Input data:
--- Start ---
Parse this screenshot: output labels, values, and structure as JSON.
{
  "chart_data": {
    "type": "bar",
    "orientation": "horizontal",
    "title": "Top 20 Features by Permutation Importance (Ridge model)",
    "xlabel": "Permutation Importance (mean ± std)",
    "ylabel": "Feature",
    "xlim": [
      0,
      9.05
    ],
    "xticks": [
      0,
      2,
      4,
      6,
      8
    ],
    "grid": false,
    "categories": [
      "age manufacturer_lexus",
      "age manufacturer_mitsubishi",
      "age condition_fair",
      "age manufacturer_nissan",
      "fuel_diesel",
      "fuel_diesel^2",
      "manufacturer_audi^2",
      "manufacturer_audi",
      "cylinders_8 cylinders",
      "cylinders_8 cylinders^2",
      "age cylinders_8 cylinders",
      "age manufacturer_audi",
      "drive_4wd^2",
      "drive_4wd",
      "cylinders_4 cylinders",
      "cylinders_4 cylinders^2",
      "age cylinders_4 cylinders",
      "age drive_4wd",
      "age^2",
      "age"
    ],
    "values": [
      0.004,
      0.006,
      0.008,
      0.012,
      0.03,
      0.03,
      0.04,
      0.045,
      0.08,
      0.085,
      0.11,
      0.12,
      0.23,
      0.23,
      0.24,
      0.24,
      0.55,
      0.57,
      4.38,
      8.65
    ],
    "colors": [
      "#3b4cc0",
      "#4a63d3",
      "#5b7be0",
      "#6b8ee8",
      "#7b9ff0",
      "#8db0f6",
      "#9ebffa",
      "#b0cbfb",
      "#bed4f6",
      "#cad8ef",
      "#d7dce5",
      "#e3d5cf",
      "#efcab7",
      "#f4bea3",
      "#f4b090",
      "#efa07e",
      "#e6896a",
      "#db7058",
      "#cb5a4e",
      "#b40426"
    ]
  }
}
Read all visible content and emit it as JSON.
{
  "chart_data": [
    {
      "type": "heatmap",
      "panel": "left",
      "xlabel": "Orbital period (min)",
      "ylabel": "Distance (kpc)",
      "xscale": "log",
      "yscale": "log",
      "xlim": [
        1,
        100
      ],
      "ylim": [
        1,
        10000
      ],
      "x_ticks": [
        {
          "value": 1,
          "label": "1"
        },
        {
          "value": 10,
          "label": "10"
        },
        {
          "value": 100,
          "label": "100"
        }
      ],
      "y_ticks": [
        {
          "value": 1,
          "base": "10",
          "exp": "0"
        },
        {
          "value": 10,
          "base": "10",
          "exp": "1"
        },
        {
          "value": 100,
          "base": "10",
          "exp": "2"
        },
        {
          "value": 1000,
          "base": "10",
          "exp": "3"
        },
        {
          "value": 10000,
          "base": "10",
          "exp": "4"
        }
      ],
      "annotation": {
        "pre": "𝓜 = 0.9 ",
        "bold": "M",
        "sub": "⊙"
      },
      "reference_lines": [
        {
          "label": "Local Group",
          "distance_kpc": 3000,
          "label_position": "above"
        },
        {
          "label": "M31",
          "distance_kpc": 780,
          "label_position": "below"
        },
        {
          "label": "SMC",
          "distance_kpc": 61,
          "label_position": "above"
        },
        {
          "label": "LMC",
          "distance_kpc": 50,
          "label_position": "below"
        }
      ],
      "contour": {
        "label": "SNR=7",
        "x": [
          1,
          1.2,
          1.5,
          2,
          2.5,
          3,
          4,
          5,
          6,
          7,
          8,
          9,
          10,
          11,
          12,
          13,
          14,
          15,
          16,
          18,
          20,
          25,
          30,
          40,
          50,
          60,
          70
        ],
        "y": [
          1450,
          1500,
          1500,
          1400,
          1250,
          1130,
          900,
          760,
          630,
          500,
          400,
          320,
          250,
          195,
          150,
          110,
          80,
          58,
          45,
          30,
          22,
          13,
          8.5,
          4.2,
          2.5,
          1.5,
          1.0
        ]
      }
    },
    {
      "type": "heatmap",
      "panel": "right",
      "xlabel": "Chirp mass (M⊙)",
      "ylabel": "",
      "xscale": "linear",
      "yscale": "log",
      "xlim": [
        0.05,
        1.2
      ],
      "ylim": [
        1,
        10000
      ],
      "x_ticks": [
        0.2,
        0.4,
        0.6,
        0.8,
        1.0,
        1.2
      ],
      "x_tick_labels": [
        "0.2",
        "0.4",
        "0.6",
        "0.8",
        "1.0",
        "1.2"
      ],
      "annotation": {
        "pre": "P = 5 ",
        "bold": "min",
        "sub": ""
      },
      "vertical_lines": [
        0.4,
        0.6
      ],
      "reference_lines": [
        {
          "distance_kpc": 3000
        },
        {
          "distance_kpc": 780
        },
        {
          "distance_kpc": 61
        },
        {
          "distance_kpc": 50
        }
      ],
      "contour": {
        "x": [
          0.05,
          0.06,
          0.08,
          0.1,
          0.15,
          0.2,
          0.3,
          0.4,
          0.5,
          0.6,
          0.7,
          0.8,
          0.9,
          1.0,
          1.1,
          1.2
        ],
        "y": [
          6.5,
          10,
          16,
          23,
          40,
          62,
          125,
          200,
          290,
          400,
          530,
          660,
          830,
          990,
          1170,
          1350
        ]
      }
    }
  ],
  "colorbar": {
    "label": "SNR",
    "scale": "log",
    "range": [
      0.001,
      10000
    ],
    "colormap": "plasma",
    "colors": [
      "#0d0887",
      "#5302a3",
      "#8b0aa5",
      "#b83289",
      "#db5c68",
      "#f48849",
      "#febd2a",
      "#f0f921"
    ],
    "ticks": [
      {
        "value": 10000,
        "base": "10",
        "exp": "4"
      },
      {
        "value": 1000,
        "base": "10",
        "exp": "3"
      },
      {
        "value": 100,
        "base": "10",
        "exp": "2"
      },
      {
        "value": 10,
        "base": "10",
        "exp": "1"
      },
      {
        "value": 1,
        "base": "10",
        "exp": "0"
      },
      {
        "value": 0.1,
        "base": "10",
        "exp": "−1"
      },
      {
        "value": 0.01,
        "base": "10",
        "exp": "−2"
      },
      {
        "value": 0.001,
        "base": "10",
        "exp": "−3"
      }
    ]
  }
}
--- End ---
What is asked:
From the listing above, extract all records word for word.

The completed task:
Parse this screenshot: output labels, values, and structure as JSON.
{
  "chart_data": {
    "type": "bar",
    "orientation": "horizontal",
    "title": "Top 20 Features by Permutation Importance (Ridge model)",
    "xlabel": "Permutation Importance (mean ± std)",
    "ylabel": "Feature",
    "xlim": [
      0,
      9.05
    ],
    "xticks": [
      0,
      2,
      4,
      6,
      8
    ],
    "grid": false,
    "categories": [
      "age manufacturer_lexus",
      "age manufacturer_mitsubishi",
      "age condition_fair",
      "age manufacturer_nissan",
      "fuel_diesel",
      "fuel_diesel^2",
      "manufacturer_audi^2",
      "manufacturer_audi",
      "cylinders_8 cylinders",
      "cylinders_8 cylinders^2",
      "age cylinders_8 cylinders",
      "age manufacturer_audi",
      "drive_4wd^2",
      "drive_4wd",
      "cylinders_4 cylinders",
      "cylinders_4 cylinders^2",
      "age cylinders_4 cylinders",
      "age drive_4wd",
      "age^2",
      "age"
    ],
    "values": [
      0.004,
      0.006,
      0.008,
      0.012,
      0.03,
      0.03,
      0.04,
      0.045,
      0.08,
      0.085,
      0.11,
      0.12,
      0.23,
      0.23,
      0.24,
      0.24,
      0.55,
      0.57,
      4.38,
      8.65
    ],
    "colors": [
      "#3b4cc0",
      "#4a63d3",
      "#5b7be0",
      "#6b8ee8",
      "#7b9ff0",
      "#8db0f6",
      "#9ebffa",
      "#b0cbfb",
      "#bed4f6",
      "#cad8ef",
      "#d7dce5",
      "#e3d5cf",
      "#efcab7",
      "#f4bea3",
      "#f4b090",
      "#efa07e",
      "#e6896a",
      "#db7058",
      "#cb5a4e",
      "#b40426"
    ]
  }
}
Read all visible content and emit it as JSON.
{
  "chart_data": [
    {
      "type": "heatmap",
      "panel": "left",
      "xlabel": "Orbital period (min)",
      "ylabel": "Distance (kpc)",
      "xscale": "log",
      "yscale": "log",
      "xlim": [
        1,
        100
      ],
      "ylim": [
        1,
        10000
      ],
      "x_ticks": [
        {
          "value": 1,
          "label": "1"
        },
        {
          "value": 10,
          "label": "10"
        },
        {
          "value": 100,
          "label": "100"
        }
      ],
      "y_ticks": [
        {
          "value": 1,
          "base": "10",
          "exp": "0"
        },
        {
          "value": 10,
          "base": "10",
          "exp": "1"
        },
        {
          "value": 100,
          "base": "10",
          "exp": "2"
        },
        {
          "value": 1000,
          "base": "10",
          "exp": "3"
        },
        {
          "value": 10000,
          "base": "10",
          "exp": "4"
        }
      ],
      "annotation": {
        "pre": "𝓜 = 0.9 ",
        "bold": "M",
        "sub": "⊙"
      },
      "reference_lines": [
        {
          "label": "Local Group",
          "distance_kpc": 3000,
          "label_position": "above"
        },
        {
          "label": "M31",
          "distance_kpc": 780,
          "label_position": "below"
        },
        {
          "label": "SMC",
          "distance_kpc": 61,
          "label_position": "above"
        },
        {
          "label": "LMC",
          "distance_kpc": 50,
          "label_position": "below"
        }
      ],
      "contour": {
        "label": "SNR=7",
        "x": [
          1,
          1.2,
          1.5,
          2,
          2.5,
          3,
          4,
          5,
          6,
          7,
          8,
          9,
          10,
          11,
          12,
          13,
          14,
          15,
          16,
          18,
          20,
          25,
          30,
          40,
          50,
          60,
          70
        ],
        "y": [
          1450,
          1500,
          1500,
          1400,
          1250,
          1130,
          900,
          760,
          630,
          500,
          400,
          320,
          250,
          195,
          150,
          110,
          80,
          58,
          45,
          30,
          22,
          13,
          8.5,
          4.2,
          2.5,
          1.5,
          1.0
        ]
      }
    },
    {
      "type": "heatmap",
      "panel": "right",
      "xlabel": "Chirp mass (M⊙)",
      "ylabel": "",
      "xscale": "linear",
      "yscale": "log",
      "xlim": [
        0.05,
        1.2
      ],
      "ylim": [
        1,
        10000
      ],
      "x_ticks": [
        0.2,
        0.4,
        0.6,
        0.8,
        1.0,
        1.2
      ],
      "x_tick_labels": [
        "0.2",
        "0.4",
        "0.6",
        "0.8",
        "1.0",
        "1.2"
      ],
      "annotation": {
        "pre": "P = 5 ",
        "bold": "min",
        "sub": ""
      },
      "vertical_lines": [
        0.4,
        0.6
      ],
      "reference_lines": [
        {
          "distance_kpc": 3000
        },
        {
          "distance_kpc": 780
        },
        {
          "distance_kpc": 61
        },
        {
          "distance_kpc": 50
        }
      ],
      "contour": {
        "x": [
          0.05,
          0.06,
          0.08,
          0.1,
          0.15,
          0.2,
          0.3,
          0.4,
          0.5,
          0.6,
          0.7,
          0.8,
          0.9,
          1.0,
          1.1,
          1.2
        ],
        "y": [
          6.5,
          10,
          16,
          23,
          40,
          62,
          125,
          200,
          290,
          400,
          530,
          660,
          830,
          990,
          1170,
          1350
        ]
      }
    }
  ],
  "colorbar": {
    "label": "SNR",
    "scale": "log",
    "range": [
      0.001,
      10000
    ],
    "colormap": "plasma",
    "colors": [
      "#0d0887",
      "#5302a3",
      "#8b0aa5",
      "#b83289",
      "#db5c68",
      "#f48849",
      "#febd2a",
      "#f0f921"
    ],
    "ticks": [
      {
        "value": 10000,
        "base": "10",
        "exp": "4"
      },
      {
        "value": 1000,
        "base": "10",
        "exp": "3"
      },
      {
        "value": 100,
        "base": "10",
        "exp": "2"
      },
      {
        "value": 10,
        "base": "10",
        "exp": "1"
      },
      {
        "value": 1,
        "base": "10",
        "exp": "0"
      },
      {
        "value": 0.1,
        "base": "10",
        "exp": "−1"
      },
      {
        "value": 0.01,
        "base": "10",
        "exp": "−2"
      },
      {
        "value": 0.001,
        "base": "10",
        "exp": "−3"
      }
    ]
  }
}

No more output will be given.